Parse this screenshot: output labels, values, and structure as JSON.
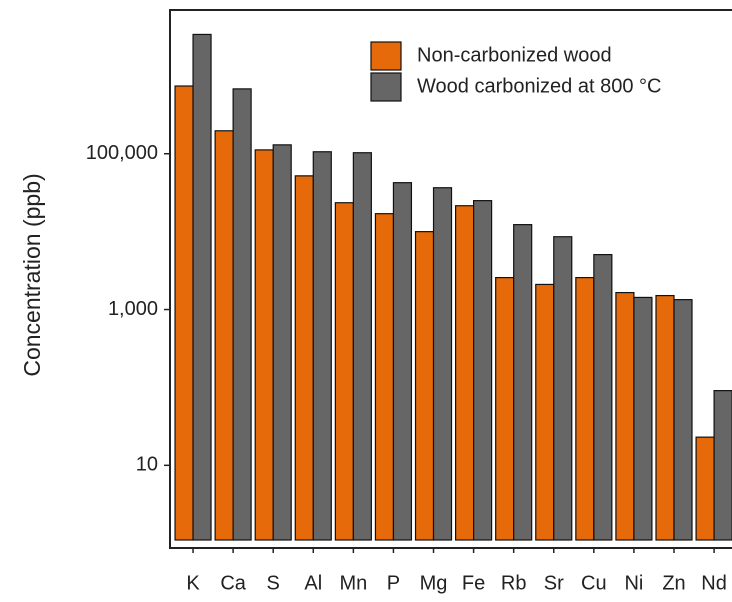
{
  "chart_data": {
    "type": "bar",
    "y_label": "Concentration (ppb)",
    "y_scale": "log",
    "categories": [
      "K",
      "Ca",
      "S",
      "Al",
      "Mn",
      "P",
      "Mg",
      "Fe",
      "Rb",
      "Sr",
      "Cu",
      "Ni",
      "Zn",
      "Nd"
    ],
    "series": [
      {
        "name": "Non-carbonized wood",
        "color": "#e66a0a",
        "values": [
          740000,
          197000,
          112000,
          52000,
          23500,
          17000,
          10000,
          21500,
          2570,
          2100,
          2570,
          1650,
          1510,
          23
        ]
      },
      {
        "name": "Wood carbonized at 800 °C",
        "color": "#666666",
        "values": [
          3400000,
          680000,
          130000,
          106000,
          103000,
          42500,
          36600,
          25000,
          12300,
          8600,
          5070,
          1430,
          1340,
          91
        ]
      }
    ],
    "ylim": [
      1.1,
      7000000
    ],
    "yticks": [
      {
        "value": 100000,
        "label": "100,000"
      },
      {
        "value": 1000,
        "label": "1,000"
      },
      10
    ],
    "grid": false,
    "legend": "top-right"
  }
}
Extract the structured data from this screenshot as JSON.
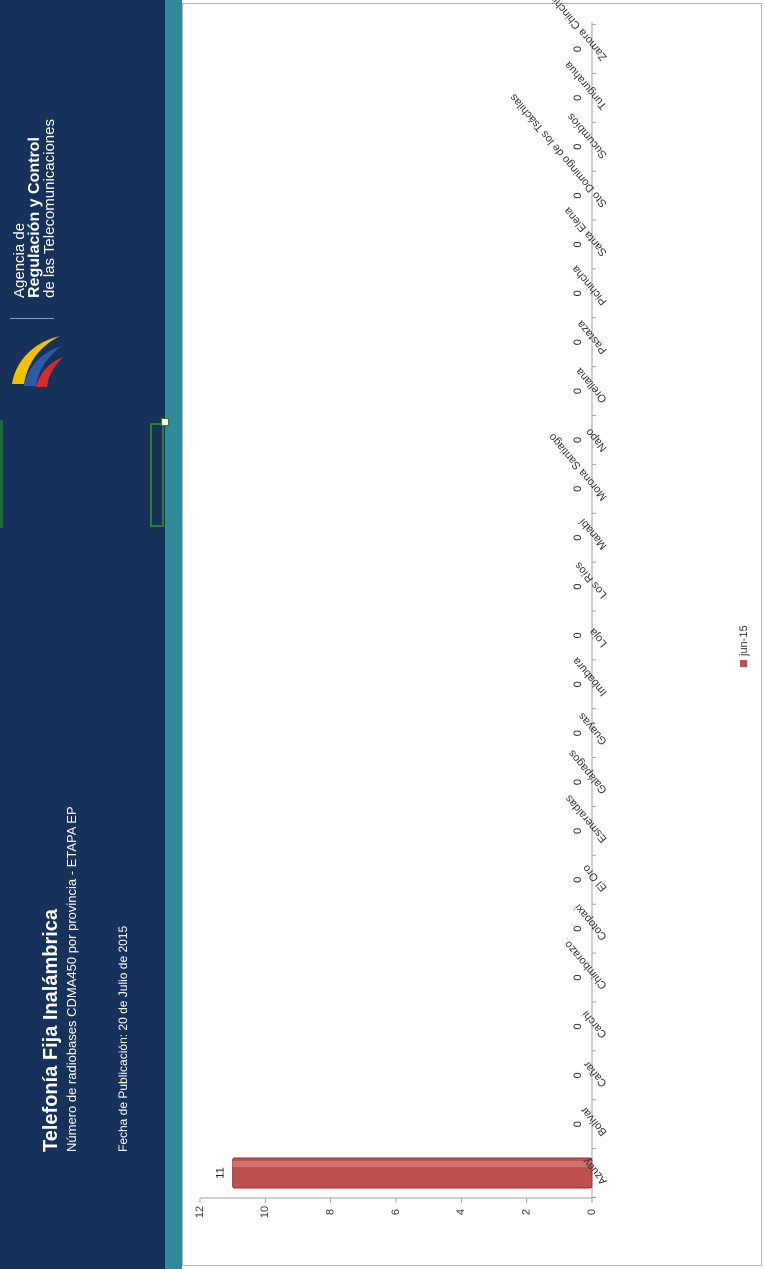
{
  "header": {
    "title": "Telefonía Fija Inalámbrica",
    "subtitle": "Número de radiobases CDMA450 por provincia - ETAPA EP",
    "publication_date": "Fecha de Publicación: 20 de Julio de 2015"
  },
  "org": {
    "line1": "Agencia de",
    "line2": "Regulación y Control",
    "line3": "de las Telecomunicaciones"
  },
  "colors": {
    "banner": "#17325a",
    "teal_band": "#2f8a9a",
    "bar": "#c0504d",
    "logo_yellow": "#f2c200",
    "logo_blue": "#2a5aa8",
    "logo_red": "#d62b2b"
  },
  "chart_data": {
    "type": "bar",
    "orientation": "vertical (page rotated 90°)",
    "categories": [
      "Azuay",
      "Bolívar",
      "Cañar",
      "Carchi",
      "Chimborazo",
      "Cotopaxi",
      "El Oro",
      "Esmeraldas",
      "Galápagos",
      "Guayas",
      "Imbabura",
      "Loja",
      "Los Ríos",
      "Manabí",
      "Morona Santiago",
      "Napo",
      "Orellana",
      "Pastaza",
      "Pichincha",
      "Santa Elena",
      "Sto Domingo de los Tsáchilas",
      "Sucumbíos",
      "Tungurahua",
      "Zamora Chinchipe"
    ],
    "series": [
      {
        "name": "jun-15",
        "values": [
          11,
          0,
          0,
          0,
          0,
          0,
          0,
          0,
          0,
          0,
          0,
          0,
          0,
          0,
          0,
          0,
          0,
          0,
          0,
          0,
          0,
          0,
          0,
          0
        ]
      }
    ],
    "data_labels": [
      "11",
      "0",
      "0",
      "0",
      "0",
      "0",
      "0",
      "0",
      "0",
      "0",
      "0",
      "0",
      "0",
      "0",
      "0",
      "0",
      "0",
      "0",
      "0",
      "0",
      "0",
      "0",
      "0",
      "0"
    ],
    "ylim": [
      0,
      12
    ],
    "y_ticks": [
      "0",
      "2",
      "4",
      "6",
      "8",
      "10",
      "12"
    ],
    "legend": "bottom",
    "grid": false
  }
}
______________________________
• [WORK REQUIRED]
Gather each line of the records holding the string "carbonized".

• [RESPONSE TO THE TASK]
        "name": "Non-carbonized wood",
        "name": "Wood carbonized at 800 °C",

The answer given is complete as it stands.